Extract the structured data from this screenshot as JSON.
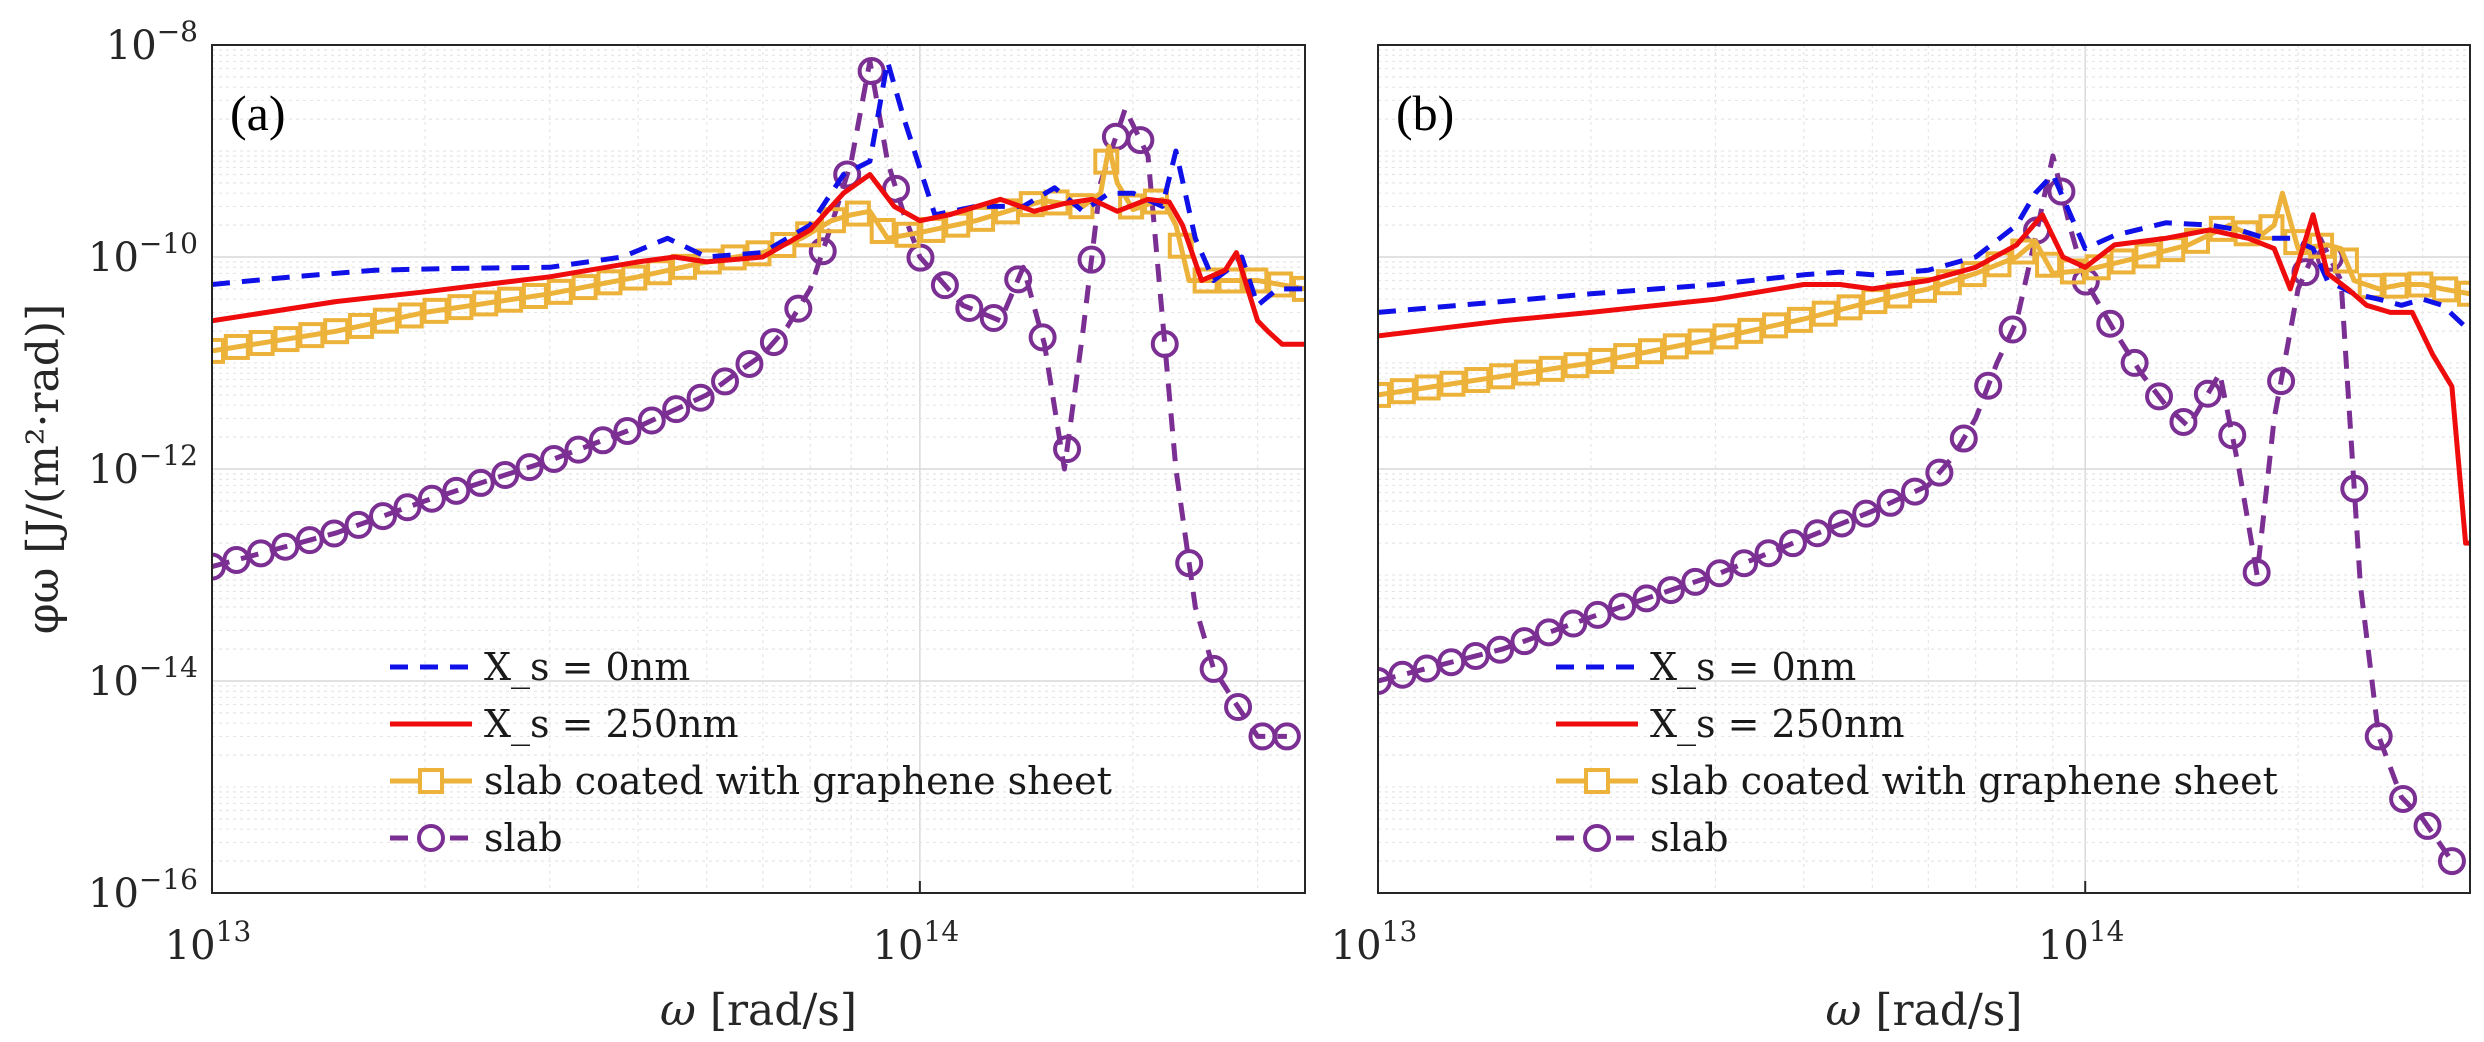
{
  "colors": {
    "xs0": "#1010e8",
    "xs250": "#ee0c0c",
    "coated": "#ecb23a",
    "slab": "#7b2f93",
    "grid_major": "#d9d9d9",
    "grid_minor": "#e6e6e6",
    "axis": "#262626"
  },
  "axes": {
    "ylabel": "φω [J/(m²·rad)]",
    "xlabel_symbol": "ω",
    "xlabel_unit": "[rad/s]",
    "x_ticks": [
      {
        "base": "10",
        "exp": "13"
      },
      {
        "base": "10",
        "exp": "14"
      }
    ],
    "y_ticks": [
      {
        "base": "10",
        "exp": "−8"
      },
      {
        "base": "10",
        "exp": "−10"
      },
      {
        "base": "10",
        "exp": "−12"
      },
      {
        "base": "10",
        "exp": "−14"
      },
      {
        "base": "10",
        "exp": "−16"
      }
    ]
  },
  "legend": {
    "xs0": "X_s = 0nm",
    "xs250": "X_s = 250nm",
    "coated": "slab coated with graphene sheet",
    "slab": "slab"
  },
  "chart_data": [
    {
      "type": "line",
      "panel": "(a)",
      "xscale": "log",
      "yscale": "log",
      "xlim": [
        10000000000000.0,
        350000000000000.0
      ],
      "ylim": [
        1e-16,
        1e-08
      ],
      "xlabel": "ω [rad/s]",
      "ylabel": "φω [J/(m²·rad)]",
      "grid": true,
      "legend_position": "lower-left",
      "series": [
        {
          "name": "X_s = 0nm",
          "style": "dashed",
          "x": [
            10000000000000.0,
            13000000000000.0,
            17000000000000.0,
            22000000000000.0,
            30000000000000.0,
            38000000000000.0,
            44000000000000.0,
            50000000000000.0,
            60000000000000.0,
            70000000000000.0,
            78000000000000.0,
            85000000000000.0,
            90000000000000.0,
            95000000000000.0,
            105000000000000.0,
            120000000000000.0,
            140000000000000.0,
            155000000000000.0,
            170000000000000.0,
            185000000000000.0,
            200000000000000.0,
            220000000000000.0,
            230000000000000.0,
            245000000000000.0,
            260000000000000.0,
            275000000000000.0,
            285000000000000.0,
            300000000000000.0,
            320000000000000.0,
            350000000000000.0
          ],
          "y": [
            5.5e-11,
            6.5e-11,
            7.5e-11,
            7.8e-11,
            8e-11,
            1e-10,
            1.5e-10,
            1e-10,
            1.1e-10,
            2e-10,
            6e-10,
            8e-10,
            7e-09,
            2e-09,
            2.5e-10,
            3e-10,
            3e-10,
            4.5e-10,
            2.7e-10,
            4e-10,
            4e-10,
            3e-10,
            1e-09,
            1.5e-10,
            6e-11,
            8e-11,
            1e-10,
            3.5e-11,
            5e-11,
            5e-11
          ]
        },
        {
          "name": "X_s = 250nm",
          "style": "solid",
          "x": [
            10000000000000.0,
            15000000000000.0,
            20000000000000.0,
            30000000000000.0,
            40000000000000.0,
            45000000000000.0,
            50000000000000.0,
            60000000000000.0,
            70000000000000.0,
            78000000000000.0,
            85000000000000.0,
            92000000000000.0,
            100000000000000.0,
            110000000000000.0,
            130000000000000.0,
            145000000000000.0,
            160000000000000.0,
            175000000000000.0,
            190000000000000.0,
            210000000000000.0,
            225000000000000.0,
            235000000000000.0,
            250000000000000.0,
            270000000000000.0,
            280000000000000.0,
            300000000000000.0,
            310000000000000.0,
            325000000000000.0,
            350000000000000.0
          ],
          "y": [
            2.5e-11,
            3.8e-11,
            4.7e-11,
            6.5e-11,
            9e-11,
            1e-10,
            9e-11,
            1e-10,
            1.8e-10,
            4e-10,
            6e-10,
            3e-10,
            2.2e-10,
            2.5e-10,
            3.5e-10,
            2.7e-10,
            3.2e-10,
            3.5e-10,
            2.7e-10,
            3.5e-10,
            3.3e-10,
            2e-10,
            6e-11,
            7.5e-11,
            1.1e-10,
            2.5e-11,
            2e-11,
            1.5e-11,
            1.5e-11
          ]
        },
        {
          "name": "slab coated with graphene sheet",
          "style": "solid-square",
          "x": [
            10000000000000.0,
            15000000000000.0,
            20000000000000.0,
            30000000000000.0,
            40000000000000.0,
            50000000000000.0,
            60000000000000.0,
            68000000000000.0,
            75000000000000.0,
            80000000000000.0,
            85000000000000.0,
            90000000000000.0,
            100000000000000.0,
            120000000000000.0,
            140000000000000.0,
            150000000000000.0,
            170000000000000.0,
            180000000000000.0,
            185000000000000.0,
            190000000000000.0,
            200000000000000.0,
            220000000000000.0,
            230000000000000.0,
            240000000000000.0,
            260000000000000.0,
            300000000000000.0,
            350000000000000.0
          ],
          "y": [
            1.3e-11,
            2e-11,
            3e-11,
            4.5e-11,
            6.5e-11,
            9e-11,
            1.1e-10,
            1.5e-10,
            2.2e-10,
            2.5e-10,
            2.7e-10,
            1.5e-10,
            1.7e-10,
            2.2e-10,
            3e-10,
            3.4e-10,
            3e-10,
            4e-10,
            1.1e-09,
            5e-10,
            2.8e-10,
            3.5e-10,
            2e-10,
            6e-11,
            6e-11,
            6e-11,
            5e-11
          ]
        },
        {
          "name": "slab",
          "style": "dashed-circle",
          "x": [
            10000000000000.0,
            15000000000000.0,
            20000000000000.0,
            30000000000000.0,
            40000000000000.0,
            50000000000000.0,
            55000000000000.0,
            60000000000000.0,
            65000000000000.0,
            70000000000000.0,
            75000000000000.0,
            80000000000000.0,
            85000000000000.0,
            90000000000000.0,
            95000000000000.0,
            100000000000000.0,
            115000000000000.0,
            130000000000000.0,
            140000000000000.0,
            150000000000000.0,
            160000000000000.0,
            170000000000000.0,
            180000000000000.0,
            195000000000000.0,
            210000000000000.0,
            230000000000000.0,
            245000000000000.0,
            260000000000000.0,
            280000000000000.0,
            300000000000000.0,
            330000000000000.0
          ],
          "y": [
            1.2e-13,
            2.5e-13,
            5e-13,
            1.2e-12,
            2.5e-12,
            5e-12,
            8e-12,
            1.2e-11,
            2.2e-11,
            5e-11,
            2e-10,
            8e-10,
            7e-09,
            8e-10,
            2.5e-10,
            1e-10,
            3.5e-11,
            2.5e-11,
            8e-11,
            1.5e-11,
            1e-12,
            2e-11,
            5e-10,
            2.5e-09,
            9e-10,
            1e-12,
            5e-14,
            1.3e-14,
            6e-15,
            3e-15,
            3e-15
          ]
        }
      ]
    },
    {
      "type": "line",
      "panel": "(b)",
      "xscale": "log",
      "yscale": "log",
      "xlim": [
        10000000000000.0,
        350000000000000.0
      ],
      "ylim": [
        1e-16,
        1e-08
      ],
      "xlabel": "ω [rad/s]",
      "ylabel": "",
      "grid": true,
      "legend_position": "lower-left",
      "series": [
        {
          "name": "X_s = 0nm",
          "style": "dashed",
          "x": [
            10000000000000.0,
            15000000000000.0,
            20000000000000.0,
            30000000000000.0,
            40000000000000.0,
            45000000000000.0,
            50000000000000.0,
            60000000000000.0,
            70000000000000.0,
            80000000000000.0,
            85000000000000.0,
            90000000000000.0,
            100000000000000.0,
            110000000000000.0,
            130000000000000.0,
            150000000000000.0,
            165000000000000.0,
            180000000000000.0,
            195000000000000.0,
            210000000000000.0,
            220000000000000.0,
            240000000000000.0,
            260000000000000.0,
            280000000000000.0,
            300000000000000.0,
            320000000000000.0,
            350000000000000.0
          ],
          "y": [
            3e-11,
            3.8e-11,
            4.5e-11,
            5.5e-11,
            6.8e-11,
            7.2e-11,
            6.8e-11,
            7.5e-11,
            1e-10,
            2e-10,
            4e-10,
            6e-10,
            1.2e-10,
            1.6e-10,
            2.1e-10,
            2e-10,
            1.8e-10,
            1.5e-10,
            1.5e-10,
            1.2e-10,
            6e-11,
            4.5e-11,
            4e-11,
            3.5e-11,
            4e-11,
            3.5e-11,
            2e-11
          ]
        },
        {
          "name": "X_s = 250nm",
          "style": "solid",
          "x": [
            10000000000000.0,
            15000000000000.0,
            20000000000000.0,
            30000000000000.0,
            40000000000000.0,
            45000000000000.0,
            50000000000000.0,
            60000000000000.0,
            70000000000000.0,
            80000000000000.0,
            87000000000000.0,
            93000000000000.0,
            100000000000000.0,
            110000000000000.0,
            130000000000000.0,
            150000000000000.0,
            170000000000000.0,
            185000000000000.0,
            195000000000000.0,
            210000000000000.0,
            220000000000000.0,
            235000000000000.0,
            250000000000000.0,
            270000000000000.0,
            290000000000000.0,
            310000000000000.0,
            330000000000000.0,
            345000000000000.0,
            350000000000000.0
          ],
          "y": [
            1.8e-11,
            2.5e-11,
            3e-11,
            4e-11,
            5.5e-11,
            5.5e-11,
            5e-11,
            6e-11,
            8e-11,
            1.3e-10,
            2.5e-10,
            1e-10,
            8e-11,
            1.3e-10,
            1.5e-10,
            1.8e-10,
            1.5e-10,
            1.2e-10,
            5e-11,
            2.5e-10,
            7e-11,
            5e-11,
            3.5e-11,
            3e-11,
            3e-11,
            1.2e-11,
            6e-12,
            2e-13,
            2e-13
          ]
        },
        {
          "name": "slab coated with graphene sheet",
          "style": "solid-square",
          "x": [
            10000000000000.0,
            15000000000000.0,
            20000000000000.0,
            30000000000000.0,
            40000000000000.0,
            50000000000000.0,
            60000000000000.0,
            70000000000000.0,
            80000000000000.0,
            85000000000000.0,
            90000000000000.0,
            100000000000000.0,
            120000000000000.0,
            140000000000000.0,
            160000000000000.0,
            175000000000000.0,
            185000000000000.0,
            190000000000000.0,
            200000000000000.0,
            220000000000000.0,
            230000000000000.0,
            240000000000000.0,
            260000000000000.0,
            280000000000000.0,
            300000000000000.0,
            320000000000000.0,
            350000000000000.0
          ],
          "y": [
            5e-12,
            7.5e-12,
            1e-11,
            1.7e-11,
            2.6e-11,
            3.8e-11,
            5e-11,
            7e-11,
            1e-10,
            1.4e-10,
            7e-11,
            7.5e-11,
            1e-10,
            1.3e-10,
            2e-10,
            1.5e-10,
            2e-10,
            4e-10,
            1.2e-10,
            1.3e-10,
            1.2e-10,
            6e-11,
            5e-11,
            5.5e-11,
            5.5e-11,
            5e-11,
            4.5e-11
          ]
        },
        {
          "name": "slab",
          "style": "dashed-circle",
          "x": [
            10000000000000.0,
            15000000000000.0,
            20000000000000.0,
            30000000000000.0,
            40000000000000.0,
            50000000000000.0,
            60000000000000.0,
            65000000000000.0,
            70000000000000.0,
            75000000000000.0,
            80000000000000.0,
            85000000000000.0,
            90000000000000.0,
            95000000000000.0,
            100000000000000.0,
            110000000000000.0,
            120000000000000.0,
            130000000000000.0,
            140000000000000.0,
            155000000000000.0,
            165000000000000.0,
            175000000000000.0,
            185000000000000.0,
            200000000000000.0,
            215000000000000.0,
            230000000000000.0,
            245000000000000.0,
            260000000000000.0,
            280000000000000.0,
            300000000000000.0,
            330000000000000.0
          ],
          "y": [
            1e-14,
            2e-14,
            4e-14,
            1e-13,
            2.2e-13,
            4e-13,
            7e-13,
            1.3e-12,
            3e-12,
            1e-11,
            2.5e-11,
            1.5e-10,
            9e-10,
            2e-10,
            6e-11,
            2e-11,
            8e-12,
            4e-12,
            2.5e-12,
            8e-12,
            1e-12,
            1e-13,
            3e-12,
            5e-11,
            1.5e-10,
            6e-11,
            8e-14,
            3e-15,
            8e-16,
            5e-16,
            2e-16
          ]
        }
      ]
    }
  ]
}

Given task:
Lines of the material that contain the word "slab" are to be gathered.

Result:
    "slab": "#7b2f93",
    "coated": "slab coated with graphene sheet",
    "slab": "slab"
          "name": "slab coated with graphene sheet",
          "name": "slab",
          "name": "slab coated with graphene sheet",
          "name": "slab",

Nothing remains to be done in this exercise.